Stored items
☆ ☆ ☆ ☆ ☆ ☆ ☆
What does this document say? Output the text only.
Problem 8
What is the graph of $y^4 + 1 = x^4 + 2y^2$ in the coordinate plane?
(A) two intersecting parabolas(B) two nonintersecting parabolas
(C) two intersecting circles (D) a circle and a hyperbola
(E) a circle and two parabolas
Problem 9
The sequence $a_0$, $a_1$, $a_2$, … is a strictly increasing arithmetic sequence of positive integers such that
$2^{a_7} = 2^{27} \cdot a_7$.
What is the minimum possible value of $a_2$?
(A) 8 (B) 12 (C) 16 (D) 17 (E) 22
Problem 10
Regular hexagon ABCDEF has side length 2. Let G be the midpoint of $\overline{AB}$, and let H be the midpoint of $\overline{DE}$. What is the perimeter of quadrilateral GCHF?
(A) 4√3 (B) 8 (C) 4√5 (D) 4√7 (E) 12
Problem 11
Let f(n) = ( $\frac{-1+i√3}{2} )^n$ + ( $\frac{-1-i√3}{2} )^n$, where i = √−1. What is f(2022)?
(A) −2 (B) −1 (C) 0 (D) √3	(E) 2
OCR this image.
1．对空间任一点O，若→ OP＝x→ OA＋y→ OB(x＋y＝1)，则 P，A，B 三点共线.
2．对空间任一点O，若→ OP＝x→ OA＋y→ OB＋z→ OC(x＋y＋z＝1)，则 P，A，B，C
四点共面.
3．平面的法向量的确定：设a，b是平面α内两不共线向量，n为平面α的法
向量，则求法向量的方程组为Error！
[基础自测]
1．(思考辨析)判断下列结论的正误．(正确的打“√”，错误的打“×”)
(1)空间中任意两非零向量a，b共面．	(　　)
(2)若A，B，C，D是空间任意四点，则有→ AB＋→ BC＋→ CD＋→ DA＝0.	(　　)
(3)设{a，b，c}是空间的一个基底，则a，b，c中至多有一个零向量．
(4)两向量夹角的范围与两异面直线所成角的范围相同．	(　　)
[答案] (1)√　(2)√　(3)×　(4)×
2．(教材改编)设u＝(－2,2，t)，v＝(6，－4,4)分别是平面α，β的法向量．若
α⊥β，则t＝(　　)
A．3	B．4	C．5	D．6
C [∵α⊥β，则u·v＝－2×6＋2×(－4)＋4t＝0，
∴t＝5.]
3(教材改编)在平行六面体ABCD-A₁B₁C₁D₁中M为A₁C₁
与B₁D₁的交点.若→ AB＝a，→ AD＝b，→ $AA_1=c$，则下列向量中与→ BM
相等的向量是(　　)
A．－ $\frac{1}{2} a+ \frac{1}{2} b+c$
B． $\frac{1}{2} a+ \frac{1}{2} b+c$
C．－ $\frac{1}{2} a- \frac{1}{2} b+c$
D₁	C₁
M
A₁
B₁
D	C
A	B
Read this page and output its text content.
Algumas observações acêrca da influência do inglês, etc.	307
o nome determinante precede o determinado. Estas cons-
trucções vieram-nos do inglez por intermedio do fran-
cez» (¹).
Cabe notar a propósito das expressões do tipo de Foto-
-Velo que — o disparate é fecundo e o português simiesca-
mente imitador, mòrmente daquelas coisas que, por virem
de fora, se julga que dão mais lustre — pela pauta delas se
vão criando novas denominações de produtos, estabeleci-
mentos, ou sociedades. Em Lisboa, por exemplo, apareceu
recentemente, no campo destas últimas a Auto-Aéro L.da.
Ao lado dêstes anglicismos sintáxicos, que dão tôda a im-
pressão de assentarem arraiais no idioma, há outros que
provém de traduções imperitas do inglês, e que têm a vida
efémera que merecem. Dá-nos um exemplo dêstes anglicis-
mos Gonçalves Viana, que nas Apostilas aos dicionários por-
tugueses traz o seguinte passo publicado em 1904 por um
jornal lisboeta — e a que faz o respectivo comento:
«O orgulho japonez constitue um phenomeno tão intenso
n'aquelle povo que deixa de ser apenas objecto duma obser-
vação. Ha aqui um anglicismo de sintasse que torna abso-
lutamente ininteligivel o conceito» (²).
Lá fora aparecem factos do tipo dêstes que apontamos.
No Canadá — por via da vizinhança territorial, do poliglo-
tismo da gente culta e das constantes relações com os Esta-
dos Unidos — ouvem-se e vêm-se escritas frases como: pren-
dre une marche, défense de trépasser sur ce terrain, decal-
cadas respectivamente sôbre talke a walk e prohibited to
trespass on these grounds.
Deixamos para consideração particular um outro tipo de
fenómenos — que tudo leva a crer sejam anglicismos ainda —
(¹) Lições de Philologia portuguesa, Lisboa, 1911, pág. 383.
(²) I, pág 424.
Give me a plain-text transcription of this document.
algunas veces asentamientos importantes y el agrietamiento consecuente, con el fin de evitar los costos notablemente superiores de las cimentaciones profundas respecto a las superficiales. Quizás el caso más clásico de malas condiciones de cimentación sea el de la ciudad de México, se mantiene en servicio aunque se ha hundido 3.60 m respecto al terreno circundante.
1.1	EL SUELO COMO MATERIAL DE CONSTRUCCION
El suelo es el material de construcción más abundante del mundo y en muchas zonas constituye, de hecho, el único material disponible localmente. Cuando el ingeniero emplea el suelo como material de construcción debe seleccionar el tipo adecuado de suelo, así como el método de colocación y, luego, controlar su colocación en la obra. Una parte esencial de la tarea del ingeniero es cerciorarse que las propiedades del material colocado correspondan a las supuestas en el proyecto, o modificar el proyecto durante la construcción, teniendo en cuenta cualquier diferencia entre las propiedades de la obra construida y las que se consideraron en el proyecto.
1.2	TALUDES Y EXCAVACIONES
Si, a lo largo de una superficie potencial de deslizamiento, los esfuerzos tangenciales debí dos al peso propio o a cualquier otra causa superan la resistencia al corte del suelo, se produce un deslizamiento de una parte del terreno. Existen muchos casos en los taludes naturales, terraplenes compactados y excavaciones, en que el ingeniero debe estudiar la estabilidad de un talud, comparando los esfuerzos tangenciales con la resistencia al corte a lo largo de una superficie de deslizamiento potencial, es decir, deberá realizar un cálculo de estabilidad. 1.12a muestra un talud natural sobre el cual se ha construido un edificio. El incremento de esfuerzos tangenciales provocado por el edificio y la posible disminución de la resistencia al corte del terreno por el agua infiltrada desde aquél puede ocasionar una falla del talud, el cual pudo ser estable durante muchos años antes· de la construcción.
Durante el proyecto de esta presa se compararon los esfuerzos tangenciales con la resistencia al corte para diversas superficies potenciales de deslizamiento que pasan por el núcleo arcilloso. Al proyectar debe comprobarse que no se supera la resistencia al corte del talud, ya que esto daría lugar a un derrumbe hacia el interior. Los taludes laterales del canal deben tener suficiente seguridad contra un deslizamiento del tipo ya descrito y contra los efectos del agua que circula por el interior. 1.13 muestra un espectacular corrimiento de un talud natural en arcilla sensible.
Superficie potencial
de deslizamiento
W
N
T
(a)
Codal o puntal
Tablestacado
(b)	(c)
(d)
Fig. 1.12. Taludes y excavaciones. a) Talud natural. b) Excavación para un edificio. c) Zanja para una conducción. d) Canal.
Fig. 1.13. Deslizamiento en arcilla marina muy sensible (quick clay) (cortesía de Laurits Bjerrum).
☆ ☆ ☆ ☆ ☆ ☆ ☆
* [Task goal]: Look through the records and gather every line containing "fora".

* [Answer]:
de fora, se julga que dão mais lustre — pela pauta delas se
Lá fora aparecem factos do tipo dêstes que apontamos.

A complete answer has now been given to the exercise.